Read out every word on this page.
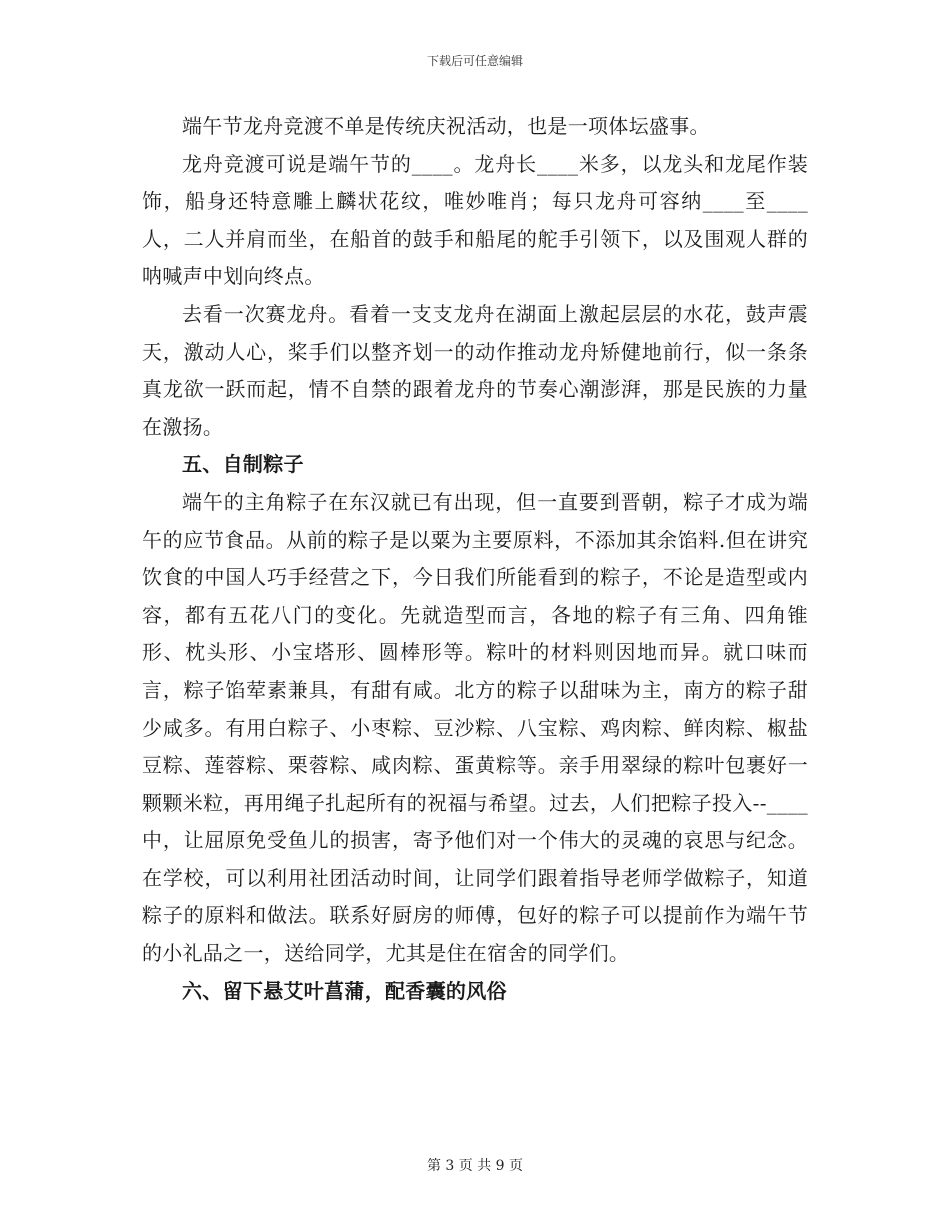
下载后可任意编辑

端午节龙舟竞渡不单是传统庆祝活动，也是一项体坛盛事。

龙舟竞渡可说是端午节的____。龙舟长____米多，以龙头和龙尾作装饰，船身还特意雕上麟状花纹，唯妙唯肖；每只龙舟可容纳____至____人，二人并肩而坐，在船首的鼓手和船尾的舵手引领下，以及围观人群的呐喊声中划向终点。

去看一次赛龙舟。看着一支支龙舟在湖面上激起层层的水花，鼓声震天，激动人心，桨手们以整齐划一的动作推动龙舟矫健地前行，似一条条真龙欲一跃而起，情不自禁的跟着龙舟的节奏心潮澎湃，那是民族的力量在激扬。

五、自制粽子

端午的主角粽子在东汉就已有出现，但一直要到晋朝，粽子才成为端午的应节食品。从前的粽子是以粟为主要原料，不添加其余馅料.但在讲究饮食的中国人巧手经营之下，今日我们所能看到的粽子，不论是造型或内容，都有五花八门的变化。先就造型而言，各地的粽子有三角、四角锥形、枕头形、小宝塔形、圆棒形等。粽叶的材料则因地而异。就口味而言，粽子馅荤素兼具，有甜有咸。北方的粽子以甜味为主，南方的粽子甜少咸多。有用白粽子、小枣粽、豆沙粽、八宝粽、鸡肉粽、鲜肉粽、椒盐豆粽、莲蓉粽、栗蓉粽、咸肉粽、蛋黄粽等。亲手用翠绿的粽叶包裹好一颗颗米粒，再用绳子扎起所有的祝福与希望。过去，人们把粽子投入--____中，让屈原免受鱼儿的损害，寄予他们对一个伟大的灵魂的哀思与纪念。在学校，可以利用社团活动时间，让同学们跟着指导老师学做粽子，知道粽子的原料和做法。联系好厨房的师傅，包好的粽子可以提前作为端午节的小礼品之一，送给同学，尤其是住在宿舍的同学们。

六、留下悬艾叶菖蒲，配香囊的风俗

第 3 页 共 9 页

______________________________

> Problem statement: All of the material above should be reproduced exactly, except the pictures.

> Full output:
Read out every word on this page.
下载后可任意编辑

端午节龙舟竞渡不单是传统庆祝活动，也是一项体坛盛事。

龙舟竞渡可说是端午节的____。龙舟长____米多，以龙头和龙尾作装饰，船身还特意雕上麟状花纹，唯妙唯肖；每只龙舟可容纳____至____人，二人并肩而坐，在船首的鼓手和船尾的舵手引领下，以及围观人群的呐喊声中划向终点。

去看一次赛龙舟。看着一支支龙舟在湖面上激起层层的水花，鼓声震天，激动人心，桨手们以整齐划一的动作推动龙舟矫健地前行，似一条条真龙欲一跃而起，情不自禁的跟着龙舟的节奏心潮澎湃，那是民族的力量在激扬。

五、自制粽子

端午的主角粽子在东汉就已有出现，但一直要到晋朝，粽子才成为端午的应节食品。从前的粽子是以粟为主要原料，不添加其余馅料.但在讲究饮食的中国人巧手经营之下，今日我们所能看到的粽子，不论是造型或内容，都有五花八门的变化。先就造型而言，各地的粽子有三角、四角锥形、枕头形、小宝塔形、圆棒形等。粽叶的材料则因地而异。就口味而言，粽子馅荤素兼具，有甜有咸。北方的粽子以甜味为主，南方的粽子甜少咸多。有用白粽子、小枣粽、豆沙粽、八宝粽、鸡肉粽、鲜肉粽、椒盐豆粽、莲蓉粽、栗蓉粽、咸肉粽、蛋黄粽等。亲手用翠绿的粽叶包裹好一颗颗米粒，再用绳子扎起所有的祝福与希望。过去，人们把粽子投入--____中，让屈原免受鱼儿的损害，寄予他们对一个伟大的灵魂的哀思与纪念。在学校，可以利用社团活动时间，让同学们跟着指导老师学做粽子，知道粽子的原料和做法。联系好厨房的师傅，包好的粽子可以提前作为端午节的小礼品之一，送给同学，尤其是住在宿舍的同学们。

六、留下悬艾叶菖蒲，配香囊的风俗

第 3 页 共 9 页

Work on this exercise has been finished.